Set task:
All of the data needs to be repeated exactly.

* Begin Data shown *

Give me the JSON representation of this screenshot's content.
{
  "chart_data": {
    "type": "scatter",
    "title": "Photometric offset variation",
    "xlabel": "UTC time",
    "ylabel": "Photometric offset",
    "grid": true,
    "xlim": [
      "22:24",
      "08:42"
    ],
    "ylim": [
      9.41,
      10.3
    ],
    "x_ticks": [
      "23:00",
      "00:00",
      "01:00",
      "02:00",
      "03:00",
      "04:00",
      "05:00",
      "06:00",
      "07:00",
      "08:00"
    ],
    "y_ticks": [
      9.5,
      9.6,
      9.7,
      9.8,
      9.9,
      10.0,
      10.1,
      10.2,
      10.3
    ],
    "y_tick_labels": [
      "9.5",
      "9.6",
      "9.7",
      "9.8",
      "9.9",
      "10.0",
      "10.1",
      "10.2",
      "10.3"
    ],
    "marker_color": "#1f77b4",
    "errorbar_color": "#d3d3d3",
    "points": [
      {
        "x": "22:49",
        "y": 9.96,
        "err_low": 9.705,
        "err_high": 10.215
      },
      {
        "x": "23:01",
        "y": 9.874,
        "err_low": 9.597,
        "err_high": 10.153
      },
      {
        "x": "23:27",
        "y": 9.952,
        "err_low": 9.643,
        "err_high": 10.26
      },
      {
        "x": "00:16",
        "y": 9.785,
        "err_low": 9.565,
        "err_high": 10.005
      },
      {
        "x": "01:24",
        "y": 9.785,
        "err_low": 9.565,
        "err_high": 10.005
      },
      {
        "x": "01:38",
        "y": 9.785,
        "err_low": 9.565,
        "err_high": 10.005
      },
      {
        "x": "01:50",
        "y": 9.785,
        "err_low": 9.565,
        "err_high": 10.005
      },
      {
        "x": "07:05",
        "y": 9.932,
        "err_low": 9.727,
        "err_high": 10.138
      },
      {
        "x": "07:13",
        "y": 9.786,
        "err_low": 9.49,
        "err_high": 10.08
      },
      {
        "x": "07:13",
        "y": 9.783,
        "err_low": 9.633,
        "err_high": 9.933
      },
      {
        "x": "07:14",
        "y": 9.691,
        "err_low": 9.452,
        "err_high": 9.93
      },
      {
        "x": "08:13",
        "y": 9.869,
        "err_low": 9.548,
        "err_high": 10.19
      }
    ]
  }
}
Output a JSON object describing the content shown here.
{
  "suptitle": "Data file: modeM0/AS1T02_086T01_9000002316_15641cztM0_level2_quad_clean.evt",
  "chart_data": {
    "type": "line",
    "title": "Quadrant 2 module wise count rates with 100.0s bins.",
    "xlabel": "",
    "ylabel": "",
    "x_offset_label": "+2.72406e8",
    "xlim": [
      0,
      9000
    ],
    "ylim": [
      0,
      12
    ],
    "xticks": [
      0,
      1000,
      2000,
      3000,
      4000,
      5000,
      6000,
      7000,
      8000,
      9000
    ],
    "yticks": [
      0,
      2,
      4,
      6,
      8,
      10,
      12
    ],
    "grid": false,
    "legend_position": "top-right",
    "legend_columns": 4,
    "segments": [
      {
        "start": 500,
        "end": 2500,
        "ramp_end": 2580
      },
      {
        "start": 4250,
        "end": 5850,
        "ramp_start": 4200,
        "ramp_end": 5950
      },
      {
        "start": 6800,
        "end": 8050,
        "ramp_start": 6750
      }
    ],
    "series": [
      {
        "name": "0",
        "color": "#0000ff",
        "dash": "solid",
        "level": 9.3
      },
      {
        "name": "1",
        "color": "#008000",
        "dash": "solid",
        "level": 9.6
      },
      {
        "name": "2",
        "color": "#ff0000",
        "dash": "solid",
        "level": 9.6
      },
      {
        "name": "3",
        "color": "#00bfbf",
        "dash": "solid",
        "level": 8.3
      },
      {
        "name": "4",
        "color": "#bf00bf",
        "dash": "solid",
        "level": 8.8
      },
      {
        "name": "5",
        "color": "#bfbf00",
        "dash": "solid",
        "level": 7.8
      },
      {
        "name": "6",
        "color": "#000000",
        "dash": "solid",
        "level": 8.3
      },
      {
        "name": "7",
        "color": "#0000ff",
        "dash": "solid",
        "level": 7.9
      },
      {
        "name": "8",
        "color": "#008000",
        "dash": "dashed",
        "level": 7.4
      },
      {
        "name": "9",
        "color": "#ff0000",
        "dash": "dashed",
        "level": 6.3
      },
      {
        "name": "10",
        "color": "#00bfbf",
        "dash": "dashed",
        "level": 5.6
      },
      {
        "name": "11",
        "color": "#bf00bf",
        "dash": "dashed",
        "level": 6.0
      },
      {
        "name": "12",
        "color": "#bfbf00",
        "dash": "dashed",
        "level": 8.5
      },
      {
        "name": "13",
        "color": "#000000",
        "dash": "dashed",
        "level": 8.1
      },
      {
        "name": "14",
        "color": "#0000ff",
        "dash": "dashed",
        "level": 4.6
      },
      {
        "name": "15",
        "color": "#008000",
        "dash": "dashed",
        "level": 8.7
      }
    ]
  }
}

* End Data shown *

Complete answer:
Give me the JSON representation of this screenshot's content.
{
  "chart_data": {
    "type": "scatter",
    "title": "Photometric offset variation",
    "xlabel": "UTC time",
    "ylabel": "Photometric offset",
    "grid": true,
    "xlim": [
      "22:24",
      "08:42"
    ],
    "ylim": [
      9.41,
      10.3
    ],
    "x_ticks": [
      "23:00",
      "00:00",
      "01:00",
      "02:00",
      "03:00",
      "04:00",
      "05:00",
      "06:00",
      "07:00",
      "08:00"
    ],
    "y_ticks": [
      9.5,
      9.6,
      9.7,
      9.8,
      9.9,
      10.0,
      10.1,
      10.2,
      10.3
    ],
    "y_tick_labels": [
      "9.5",
      "9.6",
      "9.7",
      "9.8",
      "9.9",
      "10.0",
      "10.1",
      "10.2",
      "10.3"
    ],
    "marker_color": "#1f77b4",
    "errorbar_color": "#d3d3d3",
    "points": [
      {
        "x": "22:49",
        "y": 9.96,
        "err_low": 9.705,
        "err_high": 10.215
      },
      {
        "x": "23:01",
        "y": 9.874,
        "err_low": 9.597,
        "err_high": 10.153
      },
      {
        "x": "23:27",
        "y": 9.952,
        "err_low": 9.643,
        "err_high": 10.26
      },
      {
        "x": "00:16",
        "y": 9.785,
        "err_low": 9.565,
        "err_high": 10.005
      },
      {
        "x": "01:24",
        "y": 9.785,
        "err_low": 9.565,
        "err_high": 10.005
      },
      {
        "x": "01:38",
        "y": 9.785,
        "err_low": 9.565,
        "err_high": 10.005
      },
      {
        "x": "01:50",
        "y": 9.785,
        "err_low": 9.565,
        "err_high": 10.005
      },
      {
        "x": "07:05",
        "y": 9.932,
        "err_low": 9.727,
        "err_high": 10.138
      },
      {
        "x": "07:13",
        "y": 9.786,
        "err_low": 9.49,
        "err_high": 10.08
      },
      {
        "x": "07:13",
        "y": 9.783,
        "err_low": 9.633,
        "err_high": 9.933
      },
      {
        "x": "07:14",
        "y": 9.691,
        "err_low": 9.452,
        "err_high": 9.93
      },
      {
        "x": "08:13",
        "y": 9.869,
        "err_low": 9.548,
        "err_high": 10.19
      }
    ]
  }
}
Output a JSON object describing the content shown here.
{
  "suptitle": "Data file: modeM0/AS1T02_086T01_9000002316_15641cztM0_level2_quad_clean.evt",
  "chart_data": {
    "type": "line",
    "title": "Quadrant 2 module wise count rates with 100.0s bins.",
    "xlabel": "",
    "ylabel": "",
    "x_offset_label": "+2.72406e8",
    "xlim": [
      0,
      9000
    ],
    "ylim": [
      0,
      12
    ],
    "xticks": [
      0,
      1000,
      2000,
      3000,
      4000,
      5000,
      6000,
      7000,
      8000,
      9000
    ],
    "yticks": [
      0,
      2,
      4,
      6,
      8,
      10,
      12
    ],
    "grid": false,
    "legend_position": "top-right",
    "legend_columns": 4,
    "segments": [
      {
        "start": 500,
        "end": 2500,
        "ramp_end": 2580
      },
      {
        "start": 4250,
        "end": 5850,
        "ramp_start": 4200,
        "ramp_end": 5950
      },
      {
        "start": 6800,
        "end": 8050,
        "ramp_start": 6750
      }
    ],
    "series": [
      {
        "name": "0",
        "color": "#0000ff",
        "dash": "solid",
        "level": 9.3
      },
      {
        "name": "1",
        "color": "#008000",
        "dash": "solid",
        "level": 9.6
      },
      {
        "name": "2",
        "color": "#ff0000",
        "dash": "solid",
        "level": 9.6
      },
      {
        "name": "3",
        "color": "#00bfbf",
        "dash": "solid",
        "level": 8.3
      },
      {
        "name": "4",
        "color": "#bf00bf",
        "dash": "solid",
        "level": 8.8
      },
      {
        "name": "5",
        "color": "#bfbf00",
        "dash": "solid",
        "level": 7.8
      },
      {
        "name": "6",
        "color": "#000000",
        "dash": "solid",
        "level": 8.3
      },
      {
        "name": "7",
        "color": "#0000ff",
        "dash": "solid",
        "level": 7.9
      },
      {
        "name": "8",
        "color": "#008000",
        "dash": "dashed",
        "level": 7.4
      },
      {
        "name": "9",
        "color": "#ff0000",
        "dash": "dashed",
        "level": 6.3
      },
      {
        "name": "10",
        "color": "#00bfbf",
        "dash": "dashed",
        "level": 5.6
      },
      {
        "name": "11",
        "color": "#bf00bf",
        "dash": "dashed",
        "level": 6.0
      },
      {
        "name": "12",
        "color": "#bfbf00",
        "dash": "dashed",
        "level": 8.5
      },
      {
        "name": "13",
        "color": "#000000",
        "dash": "dashed",
        "level": 8.1
      },
      {
        "name": "14",
        "color": "#0000ff",
        "dash": "dashed",
        "level": 4.6
      },
      {
        "name": "15",
        "color": "#008000",
        "dash": "dashed",
        "level": 8.7
      }
    ]
  }
}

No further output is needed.